### Work instructions
Without altering anything, repeat each of the records.

- - - - - - -

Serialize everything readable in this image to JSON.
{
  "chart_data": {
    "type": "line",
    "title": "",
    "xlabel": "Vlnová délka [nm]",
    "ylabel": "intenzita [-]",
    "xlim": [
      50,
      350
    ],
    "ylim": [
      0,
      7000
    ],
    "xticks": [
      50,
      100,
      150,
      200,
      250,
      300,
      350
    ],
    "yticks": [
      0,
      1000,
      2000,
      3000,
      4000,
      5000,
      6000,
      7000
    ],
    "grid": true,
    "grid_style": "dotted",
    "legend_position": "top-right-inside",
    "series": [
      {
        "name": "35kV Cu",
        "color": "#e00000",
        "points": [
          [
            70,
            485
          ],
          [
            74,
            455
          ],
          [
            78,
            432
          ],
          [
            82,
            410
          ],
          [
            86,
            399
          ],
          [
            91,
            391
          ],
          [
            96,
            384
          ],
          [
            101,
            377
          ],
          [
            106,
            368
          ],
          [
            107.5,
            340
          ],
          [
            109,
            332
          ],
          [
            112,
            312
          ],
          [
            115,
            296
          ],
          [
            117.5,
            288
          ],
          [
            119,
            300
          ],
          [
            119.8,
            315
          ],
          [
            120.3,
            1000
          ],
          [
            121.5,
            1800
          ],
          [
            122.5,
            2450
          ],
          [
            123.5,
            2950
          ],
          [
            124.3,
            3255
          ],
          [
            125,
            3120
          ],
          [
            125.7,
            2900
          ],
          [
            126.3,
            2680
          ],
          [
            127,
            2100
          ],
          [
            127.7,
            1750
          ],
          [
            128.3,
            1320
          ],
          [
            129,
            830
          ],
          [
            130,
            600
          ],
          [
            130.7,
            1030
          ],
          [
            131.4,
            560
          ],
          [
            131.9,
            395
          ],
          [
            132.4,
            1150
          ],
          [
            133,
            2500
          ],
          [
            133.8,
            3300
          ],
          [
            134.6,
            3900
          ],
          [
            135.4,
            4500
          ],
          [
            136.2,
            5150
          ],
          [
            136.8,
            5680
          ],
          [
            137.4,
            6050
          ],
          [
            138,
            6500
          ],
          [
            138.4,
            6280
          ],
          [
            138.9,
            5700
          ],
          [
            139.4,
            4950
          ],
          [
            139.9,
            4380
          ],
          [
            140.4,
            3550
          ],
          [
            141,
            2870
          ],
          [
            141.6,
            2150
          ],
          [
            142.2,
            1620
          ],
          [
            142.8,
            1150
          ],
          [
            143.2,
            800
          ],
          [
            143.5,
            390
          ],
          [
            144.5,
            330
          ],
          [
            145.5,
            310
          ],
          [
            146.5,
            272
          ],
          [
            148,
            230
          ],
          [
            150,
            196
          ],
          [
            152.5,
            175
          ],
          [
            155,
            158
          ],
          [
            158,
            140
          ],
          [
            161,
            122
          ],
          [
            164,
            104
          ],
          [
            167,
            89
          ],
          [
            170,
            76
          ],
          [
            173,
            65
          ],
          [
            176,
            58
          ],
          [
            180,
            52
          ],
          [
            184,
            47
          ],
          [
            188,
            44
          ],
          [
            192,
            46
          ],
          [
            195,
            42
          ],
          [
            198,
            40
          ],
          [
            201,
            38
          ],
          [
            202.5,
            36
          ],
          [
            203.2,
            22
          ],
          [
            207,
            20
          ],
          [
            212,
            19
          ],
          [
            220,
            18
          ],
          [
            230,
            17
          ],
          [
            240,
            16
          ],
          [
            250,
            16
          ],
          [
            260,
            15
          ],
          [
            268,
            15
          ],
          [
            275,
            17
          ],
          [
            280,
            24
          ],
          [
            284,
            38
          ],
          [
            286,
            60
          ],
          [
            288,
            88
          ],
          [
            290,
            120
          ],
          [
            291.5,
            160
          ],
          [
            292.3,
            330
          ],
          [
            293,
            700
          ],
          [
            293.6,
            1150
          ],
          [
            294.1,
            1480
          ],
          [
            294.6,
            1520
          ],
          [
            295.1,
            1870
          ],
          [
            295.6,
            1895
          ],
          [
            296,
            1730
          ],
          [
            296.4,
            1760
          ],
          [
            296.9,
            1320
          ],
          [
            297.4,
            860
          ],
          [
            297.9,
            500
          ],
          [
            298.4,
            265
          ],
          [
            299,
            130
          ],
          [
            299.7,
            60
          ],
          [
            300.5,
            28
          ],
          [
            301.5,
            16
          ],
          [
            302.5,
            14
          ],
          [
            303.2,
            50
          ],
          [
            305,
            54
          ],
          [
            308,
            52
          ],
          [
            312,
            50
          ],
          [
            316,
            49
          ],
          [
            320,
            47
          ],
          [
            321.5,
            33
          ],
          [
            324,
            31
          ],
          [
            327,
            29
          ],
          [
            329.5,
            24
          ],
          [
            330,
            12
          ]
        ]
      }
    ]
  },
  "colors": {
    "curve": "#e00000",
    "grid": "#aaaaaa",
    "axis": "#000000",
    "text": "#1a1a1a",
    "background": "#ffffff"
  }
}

- - - - - - -

### Written answer
Serialize everything readable in this image to JSON.
{
  "chart_data": {
    "type": "line",
    "title": "",
    "xlabel": "Vlnová délka [nm]",
    "ylabel": "intenzita [-]",
    "xlim": [
      50,
      350
    ],
    "ylim": [
      0,
      7000
    ],
    "xticks": [
      50,
      100,
      150,
      200,
      250,
      300,
      350
    ],
    "yticks": [
      0,
      1000,
      2000,
      3000,
      4000,
      5000,
      6000,
      7000
    ],
    "grid": true,
    "grid_style": "dotted",
    "legend_position": "top-right-inside",
    "series": [
      {
        "name": "35kV Cu",
        "color": "#e00000",
        "points": [
          [
            70,
            485
          ],
          [
            74,
            455
          ],
          [
            78,
            432
          ],
          [
            82,
            410
          ],
          [
            86,
            399
          ],
          [
            91,
            391
          ],
          [
            96,
            384
          ],
          [
            101,
            377
          ],
          [
            106,
            368
          ],
          [
            107.5,
            340
          ],
          [
            109,
            332
          ],
          [
            112,
            312
          ],
          [
            115,
            296
          ],
          [
            117.5,
            288
          ],
          [
            119,
            300
          ],
          [
            119.8,
            315
          ],
          [
            120.3,
            1000
          ],
          [
            121.5,
            1800
          ],
          [
            122.5,
            2450
          ],
          [
            123.5,
            2950
          ],
          [
            124.3,
            3255
          ],
          [
            125,
            3120
          ],
          [
            125.7,
            2900
          ],
          [
            126.3,
            2680
          ],
          [
            127,
            2100
          ],
          [
            127.7,
            1750
          ],
          [
            128.3,
            1320
          ],
          [
            129,
            830
          ],
          [
            130,
            600
          ],
          [
            130.7,
            1030
          ],
          [
            131.4,
            560
          ],
          [
            131.9,
            395
          ],
          [
            132.4,
            1150
          ],
          [
            133,
            2500
          ],
          [
            133.8,
            3300
          ],
          [
            134.6,
            3900
          ],
          [
            135.4,
            4500
          ],
          [
            136.2,
            5150
          ],
          [
            136.8,
            5680
          ],
          [
            137.4,
            6050
          ],
          [
            138,
            6500
          ],
          [
            138.4,
            6280
          ],
          [
            138.9,
            5700
          ],
          [
            139.4,
            4950
          ],
          [
            139.9,
            4380
          ],
          [
            140.4,
            3550
          ],
          [
            141,
            2870
          ],
          [
            141.6,
            2150
          ],
          [
            142.2,
            1620
          ],
          [
            142.8,
            1150
          ],
          [
            143.2,
            800
          ],
          [
            143.5,
            390
          ],
          [
            144.5,
            330
          ],
          [
            145.5,
            310
          ],
          [
            146.5,
            272
          ],
          [
            148,
            230
          ],
          [
            150,
            196
          ],
          [
            152.5,
            175
          ],
          [
            155,
            158
          ],
          [
            158,
            140
          ],
          [
            161,
            122
          ],
          [
            164,
            104
          ],
          [
            167,
            89
          ],
          [
            170,
            76
          ],
          [
            173,
            65
          ],
          [
            176,
            58
          ],
          [
            180,
            52
          ],
          [
            184,
            47
          ],
          [
            188,
            44
          ],
          [
            192,
            46
          ],
          [
            195,
            42
          ],
          [
            198,
            40
          ],
          [
            201,
            38
          ],
          [
            202.5,
            36
          ],
          [
            203.2,
            22
          ],
          [
            207,
            20
          ],
          [
            212,
            19
          ],
          [
            220,
            18
          ],
          [
            230,
            17
          ],
          [
            240,
            16
          ],
          [
            250,
            16
          ],
          [
            260,
            15
          ],
          [
            268,
            15
          ],
          [
            275,
            17
          ],
          [
            280,
            24
          ],
          [
            284,
            38
          ],
          [
            286,
            60
          ],
          [
            288,
            88
          ],
          [
            290,
            120
          ],
          [
            291.5,
            160
          ],
          [
            292.3,
            330
          ],
          [
            293,
            700
          ],
          [
            293.6,
            1150
          ],
          [
            294.1,
            1480
          ],
          [
            294.6,
            1520
          ],
          [
            295.1,
            1870
          ],
          [
            295.6,
            1895
          ],
          [
            296,
            1730
          ],
          [
            296.4,
            1760
          ],
          [
            296.9,
            1320
          ],
          [
            297.4,
            860
          ],
          [
            297.9,
            500
          ],
          [
            298.4,
            265
          ],
          [
            299,
            130
          ],
          [
            299.7,
            60
          ],
          [
            300.5,
            28
          ],
          [
            301.5,
            16
          ],
          [
            302.5,
            14
          ],
          [
            303.2,
            50
          ],
          [
            305,
            54
          ],
          [
            308,
            52
          ],
          [
            312,
            50
          ],
          [
            316,
            49
          ],
          [
            320,
            47
          ],
          [
            321.5,
            33
          ],
          [
            324,
            31
          ],
          [
            327,
            29
          ],
          [
            329.5,
            24
          ],
          [
            330,
            12
          ]
        ]
      }
    ]
  },
  "colors": {
    "curve": "#e00000",
    "grid": "#aaaaaa",
    "axis": "#000000",
    "text": "#1a1a1a",
    "background": "#ffffff"
  }
}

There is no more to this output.